▸ SUPPLIED TEXT:
━━━

Varnedoe helped define a movement and delineated its precepts in books such as this one. I don’t know if he ever created an original work of his own, but the exhibitions he curated at MoMA – including retrospectives of artists like Chuck Close, Jasper Johns and Joan Miro – changed the course of that institution. As did his practice of allowing some of those same artists to organize exhibitions from the museum’s permanent collection in the Artist’s Choice series. Varnedoe played the gatekeeper role with a sense of civic responsibility, making connections between deserving artists and the public, while writing and rewriting artistic dogma.

So I thought about that old conversation again, the idea that critics are hopeless hangers-on and hacks, that criticism is mostly the work of a solipsistic mind, and it struck me as ridiculous.

The evidence of Varnedoe’s impact is seen in the roster of artists who donated work to the Varnedoe Collection after his death: Jasper Johns is there. So are Roy Lichtenstein and Chuck Close. Richard Avedon donated a portrait of Varnedoe and Robert Rauschenberg gave a couple kitschy photo transfers. None of the works are from the top shelf of those artists’ collections – the quality is commensurate with the permanent collection of a mid-sized museum such as the Telfair Museum of Art, which runs the Jepson – but that kind of regard from the artistic world shows you the impact one man can make without any instrument but a judgmental pen and a discerning mind.

From the exhibition’s associated publication, Jasper Johns had this to say:

Kirk was full of analytical ideas, aside from just appreciating or valuing the work. He distinguished himself in that way. His thought had a historical overview, and all of his concerns seemed connected to that. …

Our work is more immediate, and historical placement is in a large measure accidental or an outside consideration. Artists are alive when they are alive and know more or less what has preceded them. They may care about such history and what they have learned about it, but such knowledge tends to be less important than the force of intuition.

The experience of art is not a settled affair, even for someone like Kirk. It is an investigation and an ongoing discovery, and I think he approached everything in theat way.

━━━

▸ DATASET:
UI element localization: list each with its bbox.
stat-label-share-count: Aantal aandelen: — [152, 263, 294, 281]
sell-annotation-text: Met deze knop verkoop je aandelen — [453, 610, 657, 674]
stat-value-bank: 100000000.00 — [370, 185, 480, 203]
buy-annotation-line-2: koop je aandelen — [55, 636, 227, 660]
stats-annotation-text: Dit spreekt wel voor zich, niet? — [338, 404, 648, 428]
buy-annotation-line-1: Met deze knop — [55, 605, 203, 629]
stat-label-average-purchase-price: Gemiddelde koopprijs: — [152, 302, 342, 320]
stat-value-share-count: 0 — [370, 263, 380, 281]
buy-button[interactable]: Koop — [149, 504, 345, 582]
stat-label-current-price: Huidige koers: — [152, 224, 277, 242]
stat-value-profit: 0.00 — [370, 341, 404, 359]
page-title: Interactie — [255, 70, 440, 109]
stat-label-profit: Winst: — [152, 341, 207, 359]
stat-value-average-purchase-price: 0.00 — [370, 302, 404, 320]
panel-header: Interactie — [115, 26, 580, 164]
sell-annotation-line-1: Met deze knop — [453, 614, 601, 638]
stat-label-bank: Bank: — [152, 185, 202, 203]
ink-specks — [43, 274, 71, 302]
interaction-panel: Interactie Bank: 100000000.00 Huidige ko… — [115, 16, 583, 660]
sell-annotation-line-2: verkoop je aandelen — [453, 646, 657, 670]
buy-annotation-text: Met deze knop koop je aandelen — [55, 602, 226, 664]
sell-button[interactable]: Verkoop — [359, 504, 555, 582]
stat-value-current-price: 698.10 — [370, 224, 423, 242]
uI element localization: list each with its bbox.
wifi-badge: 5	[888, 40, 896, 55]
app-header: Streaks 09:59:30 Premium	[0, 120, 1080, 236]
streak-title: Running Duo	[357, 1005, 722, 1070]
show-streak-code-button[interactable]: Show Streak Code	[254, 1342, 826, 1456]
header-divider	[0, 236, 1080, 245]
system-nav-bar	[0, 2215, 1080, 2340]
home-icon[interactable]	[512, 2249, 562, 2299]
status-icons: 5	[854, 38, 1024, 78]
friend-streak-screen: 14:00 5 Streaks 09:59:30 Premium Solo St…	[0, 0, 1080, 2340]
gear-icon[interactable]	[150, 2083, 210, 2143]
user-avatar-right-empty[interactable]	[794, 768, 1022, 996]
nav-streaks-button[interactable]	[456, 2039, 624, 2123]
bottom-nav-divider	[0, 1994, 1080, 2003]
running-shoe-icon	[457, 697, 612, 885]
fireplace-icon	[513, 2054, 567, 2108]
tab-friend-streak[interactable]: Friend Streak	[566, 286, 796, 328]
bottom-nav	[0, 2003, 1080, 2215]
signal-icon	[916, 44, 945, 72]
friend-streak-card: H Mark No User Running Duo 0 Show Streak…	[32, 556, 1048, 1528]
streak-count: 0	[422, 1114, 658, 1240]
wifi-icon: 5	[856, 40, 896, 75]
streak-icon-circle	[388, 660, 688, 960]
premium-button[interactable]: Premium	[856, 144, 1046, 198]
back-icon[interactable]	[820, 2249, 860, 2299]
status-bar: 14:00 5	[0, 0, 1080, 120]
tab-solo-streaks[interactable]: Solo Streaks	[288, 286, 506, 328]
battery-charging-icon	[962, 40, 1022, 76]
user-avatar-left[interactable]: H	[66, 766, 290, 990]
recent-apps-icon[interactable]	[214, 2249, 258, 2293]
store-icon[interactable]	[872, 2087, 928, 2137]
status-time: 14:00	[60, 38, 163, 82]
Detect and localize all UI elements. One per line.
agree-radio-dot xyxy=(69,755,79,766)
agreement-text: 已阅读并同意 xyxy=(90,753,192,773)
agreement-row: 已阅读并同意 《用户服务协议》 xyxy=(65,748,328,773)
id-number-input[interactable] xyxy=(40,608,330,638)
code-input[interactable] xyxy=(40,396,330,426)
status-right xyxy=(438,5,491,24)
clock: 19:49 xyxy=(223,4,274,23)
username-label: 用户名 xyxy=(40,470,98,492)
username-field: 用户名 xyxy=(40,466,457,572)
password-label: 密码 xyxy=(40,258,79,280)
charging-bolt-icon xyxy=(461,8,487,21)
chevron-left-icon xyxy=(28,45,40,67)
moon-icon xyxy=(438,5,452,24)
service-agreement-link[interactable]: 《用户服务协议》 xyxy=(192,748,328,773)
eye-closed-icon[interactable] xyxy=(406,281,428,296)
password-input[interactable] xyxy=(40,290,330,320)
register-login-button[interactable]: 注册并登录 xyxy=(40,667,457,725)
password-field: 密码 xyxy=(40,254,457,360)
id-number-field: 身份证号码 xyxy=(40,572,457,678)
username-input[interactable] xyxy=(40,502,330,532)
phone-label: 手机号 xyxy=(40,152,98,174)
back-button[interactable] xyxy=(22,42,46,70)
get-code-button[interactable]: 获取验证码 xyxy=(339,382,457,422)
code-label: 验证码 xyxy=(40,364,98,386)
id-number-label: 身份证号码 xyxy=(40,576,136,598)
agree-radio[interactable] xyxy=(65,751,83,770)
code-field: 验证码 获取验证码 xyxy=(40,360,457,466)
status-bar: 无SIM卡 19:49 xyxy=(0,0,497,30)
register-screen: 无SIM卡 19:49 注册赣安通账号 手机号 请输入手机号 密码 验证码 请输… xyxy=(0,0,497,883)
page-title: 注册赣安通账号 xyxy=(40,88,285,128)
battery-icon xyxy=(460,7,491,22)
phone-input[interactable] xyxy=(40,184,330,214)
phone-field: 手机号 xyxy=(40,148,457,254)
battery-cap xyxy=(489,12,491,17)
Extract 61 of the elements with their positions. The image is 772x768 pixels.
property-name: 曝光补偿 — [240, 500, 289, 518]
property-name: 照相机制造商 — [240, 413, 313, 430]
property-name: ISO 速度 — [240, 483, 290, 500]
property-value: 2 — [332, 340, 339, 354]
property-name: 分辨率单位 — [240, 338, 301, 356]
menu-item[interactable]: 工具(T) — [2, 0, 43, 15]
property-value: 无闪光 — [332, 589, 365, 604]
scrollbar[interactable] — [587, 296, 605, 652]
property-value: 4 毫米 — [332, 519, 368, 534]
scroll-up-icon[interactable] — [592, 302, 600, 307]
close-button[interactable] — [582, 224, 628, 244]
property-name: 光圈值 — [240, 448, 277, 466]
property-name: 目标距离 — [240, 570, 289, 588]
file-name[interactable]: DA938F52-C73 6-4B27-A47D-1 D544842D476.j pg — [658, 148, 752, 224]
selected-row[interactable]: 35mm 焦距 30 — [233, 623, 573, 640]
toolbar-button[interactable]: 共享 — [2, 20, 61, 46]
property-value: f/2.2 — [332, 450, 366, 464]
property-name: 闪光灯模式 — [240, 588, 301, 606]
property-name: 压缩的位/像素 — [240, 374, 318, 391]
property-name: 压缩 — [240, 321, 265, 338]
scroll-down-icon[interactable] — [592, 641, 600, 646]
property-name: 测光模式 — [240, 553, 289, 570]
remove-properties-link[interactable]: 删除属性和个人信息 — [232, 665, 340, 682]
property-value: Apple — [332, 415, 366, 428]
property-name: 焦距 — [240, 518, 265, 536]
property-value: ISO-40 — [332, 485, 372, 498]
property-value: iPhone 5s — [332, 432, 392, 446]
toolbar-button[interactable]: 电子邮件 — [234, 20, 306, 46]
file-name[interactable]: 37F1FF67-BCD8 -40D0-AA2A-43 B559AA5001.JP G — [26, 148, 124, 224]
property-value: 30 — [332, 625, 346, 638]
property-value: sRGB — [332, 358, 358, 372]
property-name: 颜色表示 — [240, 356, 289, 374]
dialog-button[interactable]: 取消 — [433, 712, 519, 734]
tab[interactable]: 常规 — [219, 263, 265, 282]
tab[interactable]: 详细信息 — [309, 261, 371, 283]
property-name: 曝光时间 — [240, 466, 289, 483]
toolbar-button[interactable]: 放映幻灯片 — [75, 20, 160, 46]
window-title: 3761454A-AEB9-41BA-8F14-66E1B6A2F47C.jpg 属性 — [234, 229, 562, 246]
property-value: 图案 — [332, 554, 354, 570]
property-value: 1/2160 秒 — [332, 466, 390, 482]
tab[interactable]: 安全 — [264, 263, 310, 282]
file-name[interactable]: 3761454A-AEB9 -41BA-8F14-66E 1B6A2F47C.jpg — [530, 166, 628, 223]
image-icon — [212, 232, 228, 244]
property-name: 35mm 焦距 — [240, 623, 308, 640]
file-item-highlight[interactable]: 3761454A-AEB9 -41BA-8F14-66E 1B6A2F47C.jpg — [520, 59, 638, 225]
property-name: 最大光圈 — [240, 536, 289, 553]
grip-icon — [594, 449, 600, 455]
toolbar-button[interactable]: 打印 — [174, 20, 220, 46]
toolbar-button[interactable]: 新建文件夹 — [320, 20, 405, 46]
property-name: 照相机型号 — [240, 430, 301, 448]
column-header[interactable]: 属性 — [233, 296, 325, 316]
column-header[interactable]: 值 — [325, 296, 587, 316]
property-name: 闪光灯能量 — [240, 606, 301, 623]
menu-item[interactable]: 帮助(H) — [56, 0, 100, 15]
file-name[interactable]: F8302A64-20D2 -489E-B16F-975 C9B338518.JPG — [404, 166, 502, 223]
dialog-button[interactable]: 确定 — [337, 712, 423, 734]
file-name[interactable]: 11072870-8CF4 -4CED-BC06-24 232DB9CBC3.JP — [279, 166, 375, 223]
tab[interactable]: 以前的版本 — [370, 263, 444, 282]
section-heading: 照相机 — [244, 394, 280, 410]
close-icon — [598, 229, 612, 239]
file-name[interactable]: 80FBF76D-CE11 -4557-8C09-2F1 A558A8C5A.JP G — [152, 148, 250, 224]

━━━

▸ ACTIVITY A: In the Varnedoe piece, which museum runs the Jepson?
▸ ACTIVITY B: Pick up the Varnedoe piece after its final sentence and carry it forward.

▸ TASK ANSWER A: The Telfair Museum of Art

▸ TASK ANSWER B:
One of the critic’s most important jobs is to settle that affair, one score at a time, placing the individual intuition into the broader context of the flow of history. It’s a dirty job sometimes, but good criticism can serve as wise council – such as Peter Bart’s convincing dissuasion against rendering Great Gatsby to film – and a guiding light.

A METAPHOR FROM A DEAD AUTHOR

Finally, the reason I am beginning with this post, is because last night this all came to my mind again. And I could continue on with arguments, examples of great criticism and its salutary cultural effects, but in reading Roberto Bolano’s The Savage Detectives I came across the following passage. Quoted in the story from peripheral character, critic Inaki Echevarne, the passage describes brilliantly the role of (in this case literary) criticism:

For a while, Criticism travels side by side with the Work, then Criticism vanishes and it’s the Readers who keep pace. The journey may be long or short. Then the Readers die one by one and the Work continues on alone, although a new Criticism and new Readers gradually fall into step with it along its path. Then Criticism dies again and the Readers die again and the Work passes over a trail of bones on its journey toward solitude. To come near the work, to sail in her wake, is a sign of certain death, but new Criticism and new Readers approach her tirelessly and relentlessly and are devoured by time and speed. Finally the Work journeys irremediably alone in the Great Vastness.

To the critic goes the job of sailing in a work’s wake: letting her float out to sea, alone and abandoned, or redirecting her course into the great stream of consciousness against which artistic intuition floats upstream and against the odds.